What you need to do:
Please pull out every line that includes the string "Zealand".

----

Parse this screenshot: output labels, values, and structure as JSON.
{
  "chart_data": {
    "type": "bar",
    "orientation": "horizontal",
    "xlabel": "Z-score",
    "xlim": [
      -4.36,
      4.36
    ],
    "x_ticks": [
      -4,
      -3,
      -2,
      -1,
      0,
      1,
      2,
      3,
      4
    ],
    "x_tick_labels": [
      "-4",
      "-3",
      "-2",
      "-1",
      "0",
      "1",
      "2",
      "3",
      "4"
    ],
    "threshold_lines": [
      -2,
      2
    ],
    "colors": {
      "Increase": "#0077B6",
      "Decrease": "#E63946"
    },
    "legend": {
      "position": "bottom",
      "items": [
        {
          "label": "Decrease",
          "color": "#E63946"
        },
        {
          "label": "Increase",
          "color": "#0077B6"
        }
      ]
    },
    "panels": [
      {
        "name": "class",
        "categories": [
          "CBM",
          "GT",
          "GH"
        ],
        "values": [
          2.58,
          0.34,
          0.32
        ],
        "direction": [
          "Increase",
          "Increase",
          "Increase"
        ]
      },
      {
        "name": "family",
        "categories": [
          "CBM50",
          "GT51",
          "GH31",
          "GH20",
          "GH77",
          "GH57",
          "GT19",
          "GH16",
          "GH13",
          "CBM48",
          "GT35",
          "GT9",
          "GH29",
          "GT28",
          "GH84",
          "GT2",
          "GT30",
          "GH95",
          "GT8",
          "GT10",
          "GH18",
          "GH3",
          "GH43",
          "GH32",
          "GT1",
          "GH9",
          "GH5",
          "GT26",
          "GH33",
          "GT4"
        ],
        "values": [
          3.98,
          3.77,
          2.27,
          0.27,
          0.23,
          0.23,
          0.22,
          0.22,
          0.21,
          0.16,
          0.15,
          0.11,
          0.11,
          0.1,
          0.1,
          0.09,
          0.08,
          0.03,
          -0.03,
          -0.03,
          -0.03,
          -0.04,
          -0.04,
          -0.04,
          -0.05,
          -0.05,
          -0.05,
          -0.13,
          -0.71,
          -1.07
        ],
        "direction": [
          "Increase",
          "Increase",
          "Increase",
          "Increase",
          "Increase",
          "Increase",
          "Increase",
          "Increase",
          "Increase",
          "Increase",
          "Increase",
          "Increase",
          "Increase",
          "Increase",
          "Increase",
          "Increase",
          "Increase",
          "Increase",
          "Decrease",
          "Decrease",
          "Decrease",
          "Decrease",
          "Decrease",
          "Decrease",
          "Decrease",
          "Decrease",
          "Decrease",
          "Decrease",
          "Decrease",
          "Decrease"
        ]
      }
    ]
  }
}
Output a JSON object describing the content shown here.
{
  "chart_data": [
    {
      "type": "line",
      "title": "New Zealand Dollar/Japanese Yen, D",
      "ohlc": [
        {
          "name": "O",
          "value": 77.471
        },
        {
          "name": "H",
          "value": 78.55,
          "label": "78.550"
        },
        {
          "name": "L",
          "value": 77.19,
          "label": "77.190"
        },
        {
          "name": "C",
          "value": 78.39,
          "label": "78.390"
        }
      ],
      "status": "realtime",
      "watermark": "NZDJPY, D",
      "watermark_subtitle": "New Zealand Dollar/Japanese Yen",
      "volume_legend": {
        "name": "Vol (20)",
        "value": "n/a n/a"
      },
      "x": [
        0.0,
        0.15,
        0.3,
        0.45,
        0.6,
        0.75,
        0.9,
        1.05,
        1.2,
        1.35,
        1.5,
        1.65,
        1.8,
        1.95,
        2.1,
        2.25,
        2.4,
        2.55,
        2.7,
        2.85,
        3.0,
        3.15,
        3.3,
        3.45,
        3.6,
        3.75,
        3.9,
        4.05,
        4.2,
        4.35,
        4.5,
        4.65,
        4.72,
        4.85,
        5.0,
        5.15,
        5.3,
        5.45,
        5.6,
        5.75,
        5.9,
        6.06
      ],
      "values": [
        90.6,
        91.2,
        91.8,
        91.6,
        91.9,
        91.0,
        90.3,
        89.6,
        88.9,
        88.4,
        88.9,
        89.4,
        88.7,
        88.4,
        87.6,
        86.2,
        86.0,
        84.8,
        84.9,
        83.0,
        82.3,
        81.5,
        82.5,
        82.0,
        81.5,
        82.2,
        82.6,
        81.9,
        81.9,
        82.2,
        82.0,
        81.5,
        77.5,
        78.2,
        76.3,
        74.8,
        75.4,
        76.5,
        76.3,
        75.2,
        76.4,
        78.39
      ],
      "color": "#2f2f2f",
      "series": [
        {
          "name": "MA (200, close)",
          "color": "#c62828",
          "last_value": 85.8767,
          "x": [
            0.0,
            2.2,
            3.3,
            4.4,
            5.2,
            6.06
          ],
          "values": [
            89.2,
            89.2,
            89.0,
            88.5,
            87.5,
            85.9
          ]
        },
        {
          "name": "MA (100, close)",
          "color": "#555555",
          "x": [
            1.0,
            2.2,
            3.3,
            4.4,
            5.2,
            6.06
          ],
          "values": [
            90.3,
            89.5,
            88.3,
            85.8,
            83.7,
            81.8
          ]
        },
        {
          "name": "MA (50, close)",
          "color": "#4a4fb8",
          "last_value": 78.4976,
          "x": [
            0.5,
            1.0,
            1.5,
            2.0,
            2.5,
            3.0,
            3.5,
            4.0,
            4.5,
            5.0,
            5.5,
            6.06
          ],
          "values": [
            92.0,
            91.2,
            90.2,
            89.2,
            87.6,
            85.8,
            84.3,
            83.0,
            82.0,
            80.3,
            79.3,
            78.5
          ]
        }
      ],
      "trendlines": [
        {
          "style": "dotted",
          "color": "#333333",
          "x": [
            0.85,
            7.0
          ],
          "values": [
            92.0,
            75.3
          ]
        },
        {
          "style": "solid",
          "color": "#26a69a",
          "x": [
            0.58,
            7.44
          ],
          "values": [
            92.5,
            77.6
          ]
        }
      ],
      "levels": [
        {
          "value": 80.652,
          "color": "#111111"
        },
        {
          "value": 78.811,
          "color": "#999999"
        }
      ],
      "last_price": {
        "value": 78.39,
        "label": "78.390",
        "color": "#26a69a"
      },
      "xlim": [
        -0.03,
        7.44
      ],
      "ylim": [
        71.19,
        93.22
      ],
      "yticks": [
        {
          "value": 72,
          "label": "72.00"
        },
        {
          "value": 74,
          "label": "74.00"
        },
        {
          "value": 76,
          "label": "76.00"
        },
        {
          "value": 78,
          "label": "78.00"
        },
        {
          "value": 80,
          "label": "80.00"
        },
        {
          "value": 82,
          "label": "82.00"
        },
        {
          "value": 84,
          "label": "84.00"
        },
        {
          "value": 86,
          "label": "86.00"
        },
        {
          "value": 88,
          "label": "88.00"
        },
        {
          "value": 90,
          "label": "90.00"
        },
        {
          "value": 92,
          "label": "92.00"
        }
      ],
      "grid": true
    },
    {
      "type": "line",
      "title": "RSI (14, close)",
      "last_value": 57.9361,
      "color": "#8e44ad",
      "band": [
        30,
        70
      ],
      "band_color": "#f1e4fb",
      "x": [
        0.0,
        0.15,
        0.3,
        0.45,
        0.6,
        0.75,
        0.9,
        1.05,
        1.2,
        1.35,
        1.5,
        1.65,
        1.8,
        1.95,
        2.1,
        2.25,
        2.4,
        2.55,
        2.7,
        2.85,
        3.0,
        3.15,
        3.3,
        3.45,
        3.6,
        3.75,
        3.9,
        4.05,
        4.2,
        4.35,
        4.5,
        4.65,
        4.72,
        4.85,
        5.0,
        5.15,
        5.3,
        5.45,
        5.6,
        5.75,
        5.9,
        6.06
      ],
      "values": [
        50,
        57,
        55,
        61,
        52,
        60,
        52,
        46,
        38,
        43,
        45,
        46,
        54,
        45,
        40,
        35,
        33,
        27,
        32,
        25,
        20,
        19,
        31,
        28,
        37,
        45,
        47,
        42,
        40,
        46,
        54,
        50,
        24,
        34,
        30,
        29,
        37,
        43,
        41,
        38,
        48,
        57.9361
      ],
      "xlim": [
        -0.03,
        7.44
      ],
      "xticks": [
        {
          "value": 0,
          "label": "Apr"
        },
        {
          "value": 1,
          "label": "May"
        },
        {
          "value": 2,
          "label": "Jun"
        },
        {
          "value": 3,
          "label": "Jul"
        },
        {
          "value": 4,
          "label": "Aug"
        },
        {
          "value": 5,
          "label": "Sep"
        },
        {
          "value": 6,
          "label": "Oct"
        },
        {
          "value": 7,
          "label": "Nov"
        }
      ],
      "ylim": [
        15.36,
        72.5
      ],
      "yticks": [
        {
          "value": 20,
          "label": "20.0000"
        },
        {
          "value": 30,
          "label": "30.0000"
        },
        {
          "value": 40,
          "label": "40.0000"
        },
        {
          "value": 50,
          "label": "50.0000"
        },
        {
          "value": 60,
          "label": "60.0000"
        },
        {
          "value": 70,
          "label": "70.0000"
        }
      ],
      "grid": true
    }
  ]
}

----

Exercise answer:
      "title": "New Zealand Dollar/Japanese Yen, D",
      "watermark_subtitle": "New Zealand Dollar/Japanese Yen",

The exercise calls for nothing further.